- Excerpted text

4

I'm trying to introduce LightGBM for text multiclassification. 2 columns in pandas dataframe, where 'category' and 'contents' are set as follows.

Dataframe:

    contents               category  
1   this is example1...    A  
2   this is example2...    B  
3   this is example3...    C  

*Actual data frame consists of approx 600 rows and 2 columns.

Hereby I'm trying to classify text into 3 categories as follows.

Codes:

import pandas as pd
import numpy as np

from nltk.corpus import stopwords
stopwords1 = set(stopwords.words('english'))

from sklearn.feature_extraction.text import CountVectorizer, TfidfTransformer, TfidfVectorizer 
from sklearn.metrics import accuracy_score
from sklearn.model_selection import train_test_split, cross_val_score, GridSearchCV

import lightgbm as lgbm
from lightgbm import LGBMClassifier, LGBMRegressor


#--main code--#  
X_train, X_test, Y_train, Y_test = train_test_split(df['contents'], df['category'], random_state = 0, test_size=0.3, shuffle=True)

count_vect = CountVectorizer(ngram_range=(1,2), stop_words=stopwords1)
X_train_counts = count_vect.fit_transform(X_train)

tfidf_transformer = TfidfTransformer(use_idf=True, smooth_idf=True, norm='l2', sublinear_tf=True)
X_train_tfidf = tfidf_transformer.fit_transform(X_train_counts)

lgbm_train = lgbm.Dataset(X_train_tfidf, Y_train)
lgbm_eval = lgbm.Dataset(count_vect.transform(X_test), Y_test, reference=lgbm_train)

params = {
    'boosting_type':'gbdt',
    'objective':'multiclass',
    'learning_rate': 0.02,
    'num_class': 3,
    'early_stopping': 100,
    'num_iteration': 2000, 
    'num_leaves': 31,
    'is_enable_sparse': 'true',
    'tree_learner': 'data',
    'max_depth': 4, 
    'n_estimators': 50  
    }

clf_gbm = lgbm.train(params, valid_sets=lgbm_eval)
predicted_LGBM = clf_gbm.predict(count_vect.transform(X_test))

print(accuracy_score(Y_test, predicted_LGBM))

Then I got an error as:

ValueError: could not convert string to float: 'b'  

I also convert 'category' column ['a', 'b', 'c'] to int as [0, 1, 2] but got an error as

TypeError: Expected np.float32 or np.float64, met type(int64).

What's wrong with my code?
Any advice / suggestions will be greatly appreciated.
Thanks in advance.

SY9
  • 165
  • 2
  • 11
  • Curios. Why use a classifier built for categorical data when the features are sparse and non categorical?? – Isbister Nov 27 '18 at 23:07
  • @Isbister This code is for classification with the one-hot vector of extracted thousands of sentences so the data is sparse. In one-hot vector made by Scikit-learn CountVect is numerical since CV counts words in the sentence and put them to the vector. I think this is a bit classical but typical way for the text classification. – SY9 Dec 03 '18 at 01:52

1 Answers1

5

I managed to deal with this issue. Very simple but noted here for reference.

- Extracted entries
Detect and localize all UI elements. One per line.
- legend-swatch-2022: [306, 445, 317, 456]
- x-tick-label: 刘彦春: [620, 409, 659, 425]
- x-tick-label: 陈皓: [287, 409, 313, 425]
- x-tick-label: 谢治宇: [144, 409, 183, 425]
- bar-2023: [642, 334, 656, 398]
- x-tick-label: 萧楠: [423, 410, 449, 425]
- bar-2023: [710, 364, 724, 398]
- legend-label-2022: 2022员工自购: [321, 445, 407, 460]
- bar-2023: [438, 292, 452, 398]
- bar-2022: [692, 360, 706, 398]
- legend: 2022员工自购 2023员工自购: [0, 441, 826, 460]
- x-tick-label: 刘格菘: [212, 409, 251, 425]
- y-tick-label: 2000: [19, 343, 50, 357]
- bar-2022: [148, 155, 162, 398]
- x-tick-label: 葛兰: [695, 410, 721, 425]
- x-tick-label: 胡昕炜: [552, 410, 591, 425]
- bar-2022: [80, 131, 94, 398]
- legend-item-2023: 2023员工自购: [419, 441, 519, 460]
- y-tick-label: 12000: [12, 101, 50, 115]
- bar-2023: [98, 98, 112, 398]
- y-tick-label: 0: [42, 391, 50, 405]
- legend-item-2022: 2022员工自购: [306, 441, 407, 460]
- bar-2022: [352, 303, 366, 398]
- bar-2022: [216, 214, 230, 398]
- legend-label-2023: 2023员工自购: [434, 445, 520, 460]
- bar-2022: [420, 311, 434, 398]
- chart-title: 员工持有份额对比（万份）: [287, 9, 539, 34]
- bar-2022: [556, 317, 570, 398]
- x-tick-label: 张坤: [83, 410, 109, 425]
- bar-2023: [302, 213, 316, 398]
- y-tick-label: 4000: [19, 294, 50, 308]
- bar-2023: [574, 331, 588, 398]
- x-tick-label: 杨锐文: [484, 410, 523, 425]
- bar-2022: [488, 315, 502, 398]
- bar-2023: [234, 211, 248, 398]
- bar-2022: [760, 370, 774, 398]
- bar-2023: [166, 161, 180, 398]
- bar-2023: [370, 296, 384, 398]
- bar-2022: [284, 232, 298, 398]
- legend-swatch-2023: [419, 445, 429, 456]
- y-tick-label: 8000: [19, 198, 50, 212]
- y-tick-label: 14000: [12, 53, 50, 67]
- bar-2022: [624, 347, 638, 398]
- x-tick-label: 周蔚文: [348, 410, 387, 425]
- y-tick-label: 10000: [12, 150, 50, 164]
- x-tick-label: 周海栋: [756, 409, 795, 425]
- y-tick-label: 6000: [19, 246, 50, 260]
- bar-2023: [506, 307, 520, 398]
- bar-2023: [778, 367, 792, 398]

- Tasks and exercises
(a) In the LightGBM thread, roughly how many rows does the actual data frame contain?
(b) Carry on the LightGBM thread from its final sentence.

- Answers per task
(a) About 600 rows.

(b)
Since LightGBM expects float32/64 for input, so 'categories' should be number, rather than str. And input data should be converted to float32/64 using .astype().

Changes1:
added following 4 lines after X_train_tfidf = tfidf_transformer.fit_transform(X_train_counts)

 X_train_tfidf = X_train_tfidf.astype('float32')
 X_test_counts = X_test_counts.astype('float32')   
 Y_train = Y_train.astype('float32')
 Y_test = Y_test.astype('float32')

changes2:
just convert 'category' column
from [A, B, C, ...] to [0.0, 1.0, 2.0, ...]

Maybe just assigning attirbute as TfidfVecotrizer(dtype=np.float32) works in this case.
And putting vectorized data to LGBMClassifier will be much simpler.

Update
Using TfidfVectorizer is much simpler:

tfidf_vec = TfidfVectorizer(dtype=np.float32, sublinear_tf=True, use_idf=True, smooth_idf=True)
X_data_tfidf = tfidf_vec.fit_transform(df['contents'])
X_train_tfidf = tfidf_vec.transform(X_train)
X_test_tfidf = tfidf_vec.transform(X_test)

clf_LGBM = lgbm.LGBMClassifier(objective='multiclass', verbose=-1, learning_rate=0.5, max_depth=20, num_leaves=50, n_estimators=120, max_bin=2000,)
clf_LGBM.fit(X_train_tfidf, Y_train, verbose=-1)
predicted_LGBM = clf_LGBM.predict(X_test_tfidf)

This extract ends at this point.